## [Task statement]
Give back the full listing verbatim, apart from its images.

## [Stored rows]
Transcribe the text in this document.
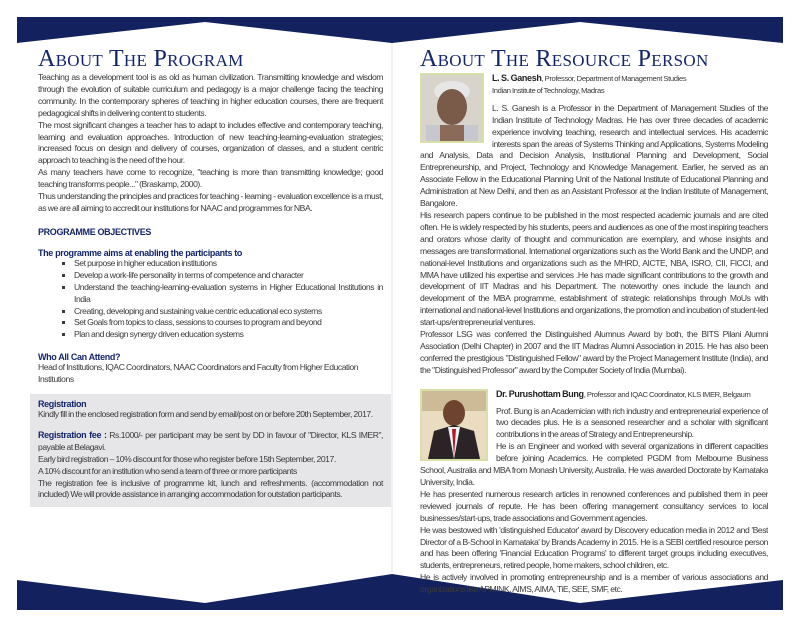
About The Program

Teaching as a development tool is as old as human civilization. Transmitting knowledge and wisdom through the evolution of suitable curriculum and pedagogy is a major challenge facing the teaching community. In the contemporary spheres of teaching in higher education courses, there are frequent pedagogical shifts in delivering content to students.

The most significant changes a teacher has to adapt to includes effective and contemporary teaching, learning and evaluation approaches. Introduction of new teaching-learning-evaluation strategies; increased focus on design and delivery of courses, organization of classes, and a student centric approach to teaching is the need of the hour.

As many teachers have come to recognize, "teaching is more than transmitting knowledge; good teaching transforms people..." (Braskamp, 2000).

Thus understanding the principles and practices for teaching - learning - evaluation excellence is a must, as we are all aiming to accredit our institutions for NAAC and programmes for NBA.

PROGRAMME OBJECTIVES

The programme aims at enabling the participants to

▪ Set purpose in higher education institutions
▪ Develop a work-life personality in terms of competence and character
▪ Understand the teaching-learning-evaluation systems in Higher Educational Institutions in India
▪ Creating, developing and sustaining value centric educational eco systems
▪ Set Goals from topics to class, sessions to courses to program and beyond
▪ Plan and design synergy driven education systems

Who All Can Attend?

Head of Institutions, IQAC Coordinators, NAAC Coordinators and Faculty from Higher Education Institutions

Registration

Kindly fill in the enclosed registration form and send by email/post on or before 20th September, 2017.

Registration fee : Rs.1000/- per participant may be sent by DD in favour of "Director, KLS IMER", payable at Belagavi.

Early bird registration – 10% discount for those who register before 15th September, 2017.

A 10% discount for an institution who send a team of three or more participants

The registration fee is inclusive of programme kit, lunch and refreshments. (accommodation not included) We will provide assistance in arranging accommodation for outstation participants.

About The Resource Person

L. S. Ganesh, Professor, Department of Management Studies

Indian Institute of Technology, Madras

L. S. Ganesh is a Professor in the Department of Management Studies of the Indian Institute of Technology Madras. He has over three decades of academic experience involving teaching, research and intellectual services. His academic interests span the areas of Systems Thinking and Applications, Systems Modeling and Analysis, Data and Decision Analysis, Institutional Planning and Development, Social Entrepreneurship, and Project, Technology and Knowledge Management. Earlier, he served as an Associate Fellow in the Educational Planning Unit of the National Institute of Educational Planning and Administration at New Delhi, and then as an Assistant Professor at the Indian Institute of Management, Bangalore.

His research papers continue to be published in the most respected academic journals and are cited often. He is widely respected by his students, peers and audiences as one of the most inspiring teachers and orators whose clarity of thought and communication are exemplary, and whose insights and messages are transformational. International organizations such as the World Bank and the UNDP, and national-level Institutions and organizations such as the MHRD, AICTE, NBA, ISRO, CII, FICCI, and MMA have utilized his expertise and services .He has made significant contributions to the growth and development of IIT Madras and his Department. The noteworthy ones include the launch and development of the MBA programme, establishment of strategic relationships through MoUs with international and national-level Institutions and organizations, the promotion and incubation of student-led start-ups/entrepreneurial ventures.

Professor LSG was conferred the Distinguished Alumnus Award by both, the BITS Pilani Alumni Association (Delhi Chapter) in 2007 and the IIT Madras Alumni Association in 2015. He has also been conferred the prestigious "Distinguished Fellow" award by the Project Management Institute (India), and the "Distinguished Professor" award by the Computer Society of India (Mumbai).

Dr. Purushottam Bung, Professor and IQAC Coordinator, KLS IMER, Belgaum

Prof. Bung is an Academician with rich industry and entrepreneurial experience of two decades plus. He is a seasoned researcher and a scholar with significant contributions in the areas of Strategy and Entrepreneurship.

He is an Engineer and worked with several organizations in different capacities before joining Academics. He completed PGDM from Melbourne Business School, Australia and MBA from Monash University, Australia. He was awarded Doctorate by Karnataka University, India.

He has presented numerous research articles in renowned conferences and published them in peer reviewed journals of repute. He has been offering management consultancy services to local businesses/start-ups, trade associations and Government agencies.

He was bestowed with 'distinguished Educator' award by Discovery education media in 2012 and 'Best Director of a B-School in Karnataka' by Brands Academy in 2015. He is a SEBI certified resource person and has been offering 'Financial Education Programs' to different target groups including executives, students, entrepreneurs, retired people, home makers, school children, etc.

He is actively involved in promoting entrepreneurship and is a member of various associations and organizations like APMINK, AIMS, AIMA, TiE, SEE, SMF, etc.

## [The reply]
Transcribe the text in this document.
About The Program

Teaching as a development tool is as old as human civilization. Transmitting knowledge and wisdom through the evolution of suitable curriculum and pedagogy is a major challenge facing the teaching community. In the contemporary spheres of teaching in higher education courses, there are frequent pedagogical shifts in delivering content to students.

The most significant changes a teacher has to adapt to includes effective and contemporary teaching, learning and evaluation approaches. Introduction of new teaching-learning-evaluation strategies; increased focus on design and delivery of courses, organization of classes, and a student centric approach to teaching is the need of the hour.

As many teachers have come to recognize, "teaching is more than transmitting knowledge; good teaching transforms people..." (Braskamp, 2000).

Thus understanding the principles and practices for teaching - learning - evaluation excellence is a must, as we are all aiming to accredit our institutions for NAAC and programmes for NBA.

PROGRAMME OBJECTIVES

The programme aims at enabling the participants to

▪ Set purpose in higher education institutions
▪ Develop a work-life personality in terms of competence and character
▪ Understand the teaching-learning-evaluation systems in Higher Educational Institutions in India
▪ Creating, developing and sustaining value centric educational eco systems
▪ Set Goals from topics to class, sessions to courses to program and beyond
▪ Plan and design synergy driven education systems

Who All Can Attend?

Head of Institutions, IQAC Coordinators, NAAC Coordinators and Faculty from Higher Education Institutions

Registration

Kindly fill in the enclosed registration form and send by email/post on or before 20th September, 2017.

Registration fee : Rs.1000/- per participant may be sent by DD in favour of "Director, KLS IMER", payable at Belagavi.

Early bird registration – 10% discount for those who register before 15th September, 2017.

A 10% discount for an institution who send a team of three or more participants

The registration fee is inclusive of programme kit, lunch and refreshments. (accommodation not included) We will provide assistance in arranging accommodation for outstation participants.

About The Resource Person

L. S. Ganesh, Professor, Department of Management Studies

Indian Institute of Technology, Madras

L. S. Ganesh is a Professor in the Department of Management Studies of the Indian Institute of Technology Madras. He has over three decades of academic experience involving teaching, research and intellectual services. His academic interests span the areas of Systems Thinking and Applications, Systems Modeling and Analysis, Data and Decision Analysis, Institutional Planning and Development, Social Entrepreneurship, and Project, Technology and Knowledge Management. Earlier, he served as an Associate Fellow in the Educational Planning Unit of the National Institute of Educational Planning and Administration at New Delhi, and then as an Assistant Professor at the Indian Institute of Management, Bangalore.

His research papers continue to be published in the most respected academic journals and are cited often. He is widely respected by his students, peers and audiences as one of the most inspiring teachers and orators whose clarity of thought and communication are exemplary, and whose insights and messages are transformational. International organizations such as the World Bank and the UNDP, and national-level Institutions and organizations such as the MHRD, AICTE, NBA, ISRO, CII, FICCI, and MMA have utilized his expertise and services .He has made significant contributions to the growth and development of IIT Madras and his Department. The noteworthy ones include the launch and development of the MBA programme, establishment of strategic relationships through MoUs with international and national-level Institutions and organizations, the promotion and incubation of student-led start-ups/entrepreneurial ventures.

Professor LSG was conferred the Distinguished Alumnus Award by both, the BITS Pilani Alumni Association (Delhi Chapter) in 2007 and the IIT Madras Alumni Association in 2015. He has also been conferred the prestigious "Distinguished Fellow" award by the Project Management Institute (India), and the "Distinguished Professor" award by the Computer Society of India (Mumbai).

Dr. Purushottam Bung, Professor and IQAC Coordinator, KLS IMER, Belgaum

Prof. Bung is an Academician with rich industry and entrepreneurial experience of two decades plus. He is a seasoned researcher and a scholar with significant contributions in the areas of Strategy and Entrepreneurship.

He is an Engineer and worked with several organizations in different capacities before joining Academics. He completed PGDM from Melbourne Business School, Australia and MBA from Monash University, Australia. He was awarded Doctorate by Karnataka University, India.

He has presented numerous research articles in renowned conferences and published them in peer reviewed journals of repute. He has been offering management consultancy services to local businesses/start-ups, trade associations and Government agencies.

He was bestowed with 'distinguished Educator' award by Discovery education media in 2012 and 'Best Director of a B-School in Karnataka' by Brands Academy in 2015. He is a SEBI certified resource person and has been offering 'Financial Education Programs' to different target groups including executives, students, entrepreneurs, retired people, home makers, school children, etc.

He is actively involved in promoting entrepreneurship and is a member of various associations and organizations like APMINK, AIMS, AIMA, TiE, SEE, SMF, etc.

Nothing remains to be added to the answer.